Pick out every line that holds the string "band" and copy it.

# Start of MATERIALS PROVIDED

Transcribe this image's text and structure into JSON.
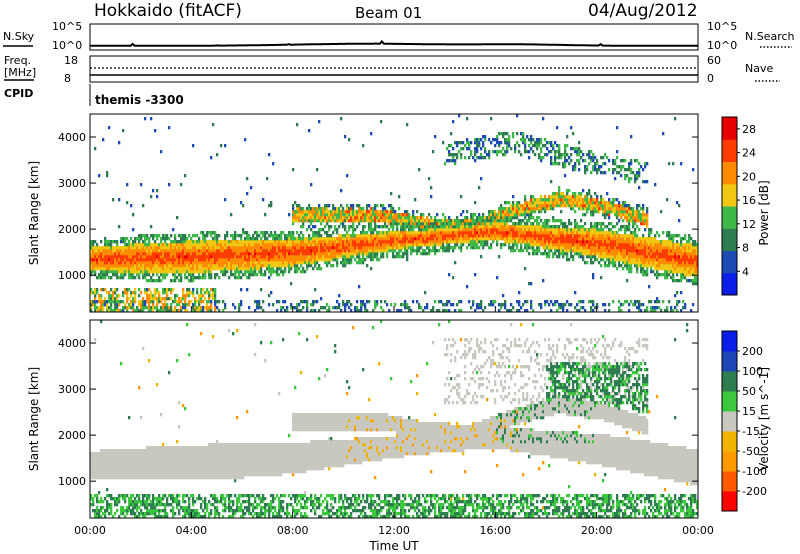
{
  "header": {
    "station": "Hokkaido (fitACF)",
    "beam": "Beam 01",
    "date": "04/Aug/2012"
  },
  "top_panels": {
    "nsky_label": "N.Sky",
    "nsearch_label": "N.Search",
    "noise_ticks": [
      "10^5",
      "10^0"
    ],
    "freq_label": "Freq.",
    "freq_unit": "[MHz]",
    "freq_ticks": [
      "18",
      "8"
    ],
    "nave_label": "Nave",
    "nave_ticks": [
      "60",
      "0"
    ],
    "cpid_label": "CPID",
    "cpid_value": "themis -3300"
  },
  "colors": {
    "power": [
      "#0a1ee6",
      "#1e4ab4",
      "#2e7d50",
      "#3fb84a",
      "#f0c814",
      "#ff8c00",
      "#ff3c00",
      "#e60000"
    ],
    "velocity": [
      "#ff0000",
      "#ff5a00",
      "#ff9a00",
      "#f0b400",
      "#c8c8c0",
      "#3cc83c",
      "#2e7d50",
      "#1e46b4",
      "#0a1ee6"
    ]
  },
  "chart_data": [
    {
      "type": "heatmap",
      "title": "",
      "xlabel": "Time UT",
      "ylabel": "Slant Range [km]",
      "x_ticks": [
        "00:00",
        "04:00",
        "08:00",
        "12:00",
        "16:00",
        "20:00",
        "00:00"
      ],
      "xlim_hours": [
        0,
        24
      ],
      "ylim": [
        200,
        4500
      ],
      "y_ticks": [
        "1000",
        "2000",
        "3000",
        "4000"
      ],
      "colorbar_label": "Power [dB]",
      "colorbar_ticks": [
        "28",
        "24",
        "20",
        "16",
        "12",
        "8",
        "4"
      ],
      "colorbar_range": [
        0,
        30
      ],
      "features": [
        {
          "name": "main echo band",
          "x_hours": [
            0,
            24
          ],
          "range_center_km": [
            1350,
            1400,
            1500,
            1750,
            1950,
            1700,
            1300
          ],
          "value_db": 26
        },
        {
          "name": "upper band",
          "x_hours": [
            8,
            22
          ],
          "range_center_km": [
            2300,
            2100,
            2050,
            2400,
            2650,
            2500,
            2200
          ],
          "value_db": 16
        },
        {
          "name": "far range scatter",
          "x_hours": [
            14,
            22
          ],
          "range_center_km": [
            3600,
            3900,
            3500,
            3200
          ],
          "value_db": 10
        }
      ]
    },
    {
      "type": "heatmap",
      "title": "",
      "xlabel": "Time UT",
      "ylabel": "Slant Range [km]",
      "x_ticks": [
        "00:00",
        "04:00",
        "08:00",
        "12:00",
        "16:00",
        "20:00",
        "00:00"
      ],
      "xlim_hours": [
        0,
        24
      ],
      "ylim": [
        200,
        4500
      ],
      "y_ticks": [
        "1000",
        "2000",
        "3000",
        "4000"
      ],
      "colorbar_label": "Velocity [m s^-1]",
      "colorbar_ticks": [
        "200",
        "100",
        "50",
        "15",
        "-15",
        "-50",
        "-100",
        "-200"
      ],
      "colorbar_range": [
        -250,
        250
      ],
      "features": [
        {
          "name": "main band",
          "x_hours": [
            0,
            24
          ],
          "value_ms": 0
        },
        {
          "name": "low range ground scatter",
          "x_hours": [
            0,
            24
          ],
          "range_km": [
            200,
            700
          ],
          "value_ms": 40
        },
        {
          "name": "noon streaks",
          "x_hours": [
            10,
            17
          ],
          "value_ms": -40
        },
        {
          "name": "evening far range",
          "x_hours": [
            18,
            22
          ],
          "range_km": [
            2500,
            3600
          ],
          "value_ms": 60
        }
      ]
    }
  ]
}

# End of MATERIALS PROVIDED

**WRITTEN SOLUTION**:
          "name": "main echo band",
          "name": "upper band",
          "name": "main band",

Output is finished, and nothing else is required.